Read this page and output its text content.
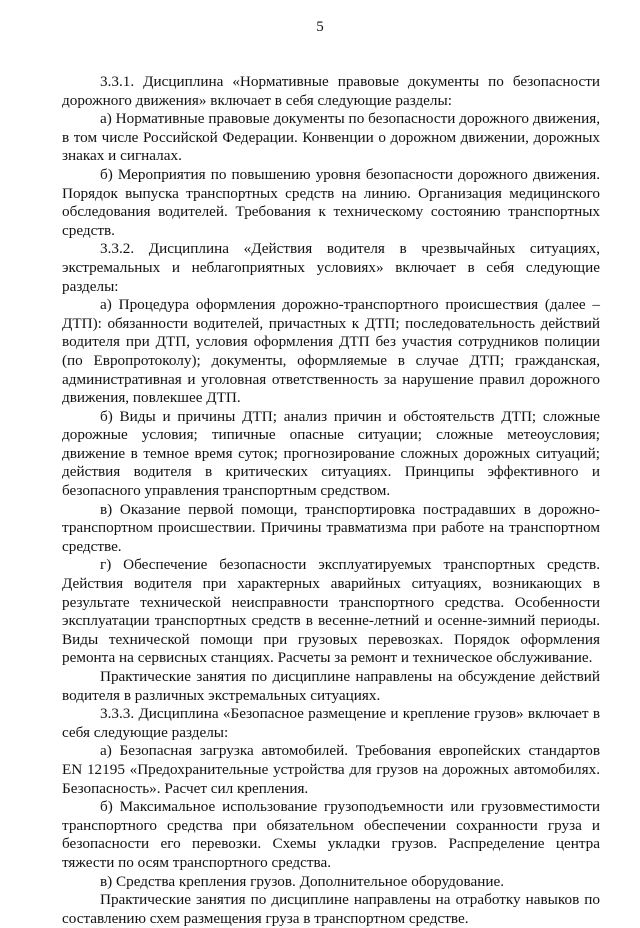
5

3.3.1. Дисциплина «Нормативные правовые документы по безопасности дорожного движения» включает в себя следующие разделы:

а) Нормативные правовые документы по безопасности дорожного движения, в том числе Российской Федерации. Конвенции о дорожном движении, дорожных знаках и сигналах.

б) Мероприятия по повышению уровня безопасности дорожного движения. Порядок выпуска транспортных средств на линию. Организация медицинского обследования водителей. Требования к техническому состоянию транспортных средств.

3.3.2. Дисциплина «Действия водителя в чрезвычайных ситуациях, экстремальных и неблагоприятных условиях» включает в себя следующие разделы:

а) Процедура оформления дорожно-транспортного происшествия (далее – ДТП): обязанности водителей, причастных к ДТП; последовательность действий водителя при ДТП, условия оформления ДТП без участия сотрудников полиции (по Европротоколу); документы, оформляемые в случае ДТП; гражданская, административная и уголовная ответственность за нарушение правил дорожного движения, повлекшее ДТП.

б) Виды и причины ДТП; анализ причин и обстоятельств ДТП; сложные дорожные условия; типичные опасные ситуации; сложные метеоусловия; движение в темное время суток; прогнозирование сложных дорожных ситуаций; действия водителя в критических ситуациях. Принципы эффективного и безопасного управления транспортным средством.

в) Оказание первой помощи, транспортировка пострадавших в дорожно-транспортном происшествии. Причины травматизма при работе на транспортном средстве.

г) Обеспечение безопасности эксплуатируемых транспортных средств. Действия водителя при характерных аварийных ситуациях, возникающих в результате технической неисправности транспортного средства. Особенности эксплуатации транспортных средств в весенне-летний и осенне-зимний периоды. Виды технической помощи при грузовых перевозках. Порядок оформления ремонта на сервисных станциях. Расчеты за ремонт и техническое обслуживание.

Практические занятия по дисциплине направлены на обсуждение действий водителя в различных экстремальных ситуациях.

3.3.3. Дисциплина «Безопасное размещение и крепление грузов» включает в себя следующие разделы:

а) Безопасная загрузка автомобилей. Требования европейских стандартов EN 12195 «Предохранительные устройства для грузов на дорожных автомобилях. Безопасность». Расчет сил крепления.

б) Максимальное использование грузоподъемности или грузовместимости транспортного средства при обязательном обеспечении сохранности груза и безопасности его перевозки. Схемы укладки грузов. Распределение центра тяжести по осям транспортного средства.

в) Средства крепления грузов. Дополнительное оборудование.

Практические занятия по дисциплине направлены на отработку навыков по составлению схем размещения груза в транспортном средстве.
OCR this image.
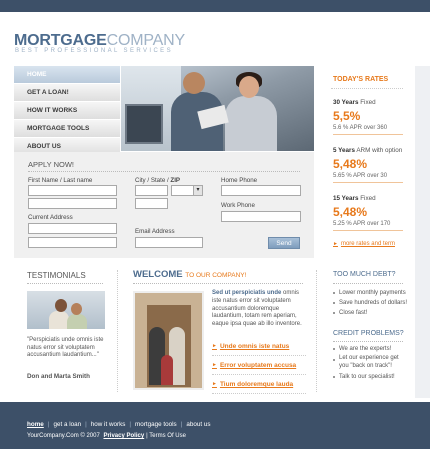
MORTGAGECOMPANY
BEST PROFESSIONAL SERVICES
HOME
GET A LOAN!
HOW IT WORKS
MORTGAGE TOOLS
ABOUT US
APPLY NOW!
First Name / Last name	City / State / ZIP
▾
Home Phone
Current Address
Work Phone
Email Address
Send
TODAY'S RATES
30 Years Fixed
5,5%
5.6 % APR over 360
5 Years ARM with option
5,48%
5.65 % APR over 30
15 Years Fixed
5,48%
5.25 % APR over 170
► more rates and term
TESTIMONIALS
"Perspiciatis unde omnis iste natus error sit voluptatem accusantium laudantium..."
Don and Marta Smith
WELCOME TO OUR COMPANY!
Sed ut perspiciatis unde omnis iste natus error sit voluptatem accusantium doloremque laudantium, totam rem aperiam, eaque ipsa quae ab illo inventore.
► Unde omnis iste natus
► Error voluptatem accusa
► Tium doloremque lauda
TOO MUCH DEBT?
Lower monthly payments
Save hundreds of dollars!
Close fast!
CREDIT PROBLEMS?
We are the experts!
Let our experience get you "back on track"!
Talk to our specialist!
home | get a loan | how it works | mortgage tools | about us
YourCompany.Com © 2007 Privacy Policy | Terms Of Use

*****

Written exercise
Leave out the pictures and print each record exactly as it stands.

Solution to this exercise
Read this page and output its text content.
5

3.3.1. Дисциплина «Нормативные правовые документы по безопасности дорожного движения» включает в себя следующие разделы:

а) Нормативные правовые документы по безопасности дорожного движения, в том числе Российской Федерации. Конвенции о дорожном движении, дорожных знаках и сигналах.

б) Мероприятия по повышению уровня безопасности дорожного движения. Порядок выпуска транспортных средств на линию. Организация медицинского обследования водителей. Требования к техническому состоянию транспортных средств.

3.3.2. Дисциплина «Действия водителя в чрезвычайных ситуациях, экстремальных и неблагоприятных условиях» включает в себя следующие разделы:

а) Процедура оформления дорожно-транспортного происшествия (далее – ДТП): обязанности водителей, причастных к ДТП; последовательность действий водителя при ДТП, условия оформления ДТП без участия сотрудников полиции (по Европротоколу); документы, оформляемые в случае ДТП; гражданская, административная и уголовная ответственность за нарушение правил дорожного движения, повлекшее ДТП.

б) Виды и причины ДТП; анализ причин и обстоятельств ДТП; сложные дорожные условия; типичные опасные ситуации; сложные метеоусловия; движение в темное время суток; прогнозирование сложных дорожных ситуаций; действия водителя в критических ситуациях. Принципы эффективного и безопасного управления транспортным средством.

в) Оказание первой помощи, транспортировка пострадавших в дорожно-транспортном происшествии. Причины травматизма при работе на транспортном средстве.

г) Обеспечение безопасности эксплуатируемых транспортных средств. Действия водителя при характерных аварийных ситуациях, возникающих в результате технической неисправности транспортного средства. Особенности эксплуатации транспортных средств в весенне-летний и осенне-зимний периоды. Виды технической помощи при грузовых перевозках. Порядок оформления ремонта на сервисных станциях. Расчеты за ремонт и техническое обслуживание.

Практические занятия по дисциплине направлены на обсуждение действий водителя в различных экстремальных ситуациях.

3.3.3. Дисциплина «Безопасное размещение и крепление грузов» включает в себя следующие разделы:

а) Безопасная загрузка автомобилей. Требования европейских стандартов EN 12195 «Предохранительные устройства для грузов на дорожных автомобилях. Безопасность». Расчет сил крепления.

б) Максимальное использование грузоподъемности или грузовместимости транспортного средства при обязательном обеспечении сохранности груза и безопасности его перевозки. Схемы укладки грузов. Распределение центра тяжести по осям транспортного средства.

в) Средства крепления грузов. Дополнительное оборудование.

Практические занятия по дисциплине направлены на отработку навыков по составлению схем размещения груза в транспортном средстве.
OCR this image.
MORTGAGECOMPANY
BEST PROFESSIONAL SERVICES
HOME
GET A LOAN!
HOW IT WORKS
MORTGAGE TOOLS
ABOUT US
APPLY NOW!
First Name / Last name	City / State / ZIP
▾
Home Phone
Current Address
Work Phone
Email Address
Send
TODAY'S RATES
30 Years Fixed
5,5%
5.6 % APR over 360
5 Years ARM with option
5,48%
5.65 % APR over 30
15 Years Fixed
5,48%
5.25 % APR over 170
► more rates and term
TESTIMONIALS
"Perspiciatis unde omnis iste natus error sit voluptatem accusantium laudantium..."
Don and Marta Smith
WELCOME TO OUR COMPANY!
Sed ut perspiciatis unde omnis iste natus error sit voluptatem accusantium doloremque laudantium, totam rem aperiam, eaque ipsa quae ab illo inventore.
► Unde omnis iste natus
► Error voluptatem accusa
► Tium doloremque lauda
TOO MUCH DEBT?
Lower monthly payments
Save hundreds of dollars!
Close fast!
CREDIT PROBLEMS?
We are the experts!
Let our experience get you "back on track"!
Talk to our specialist!
home | get a loan | how it works | mortgage tools | about us
YourCompany.Com © 2007 Privacy Policy | Terms Of Use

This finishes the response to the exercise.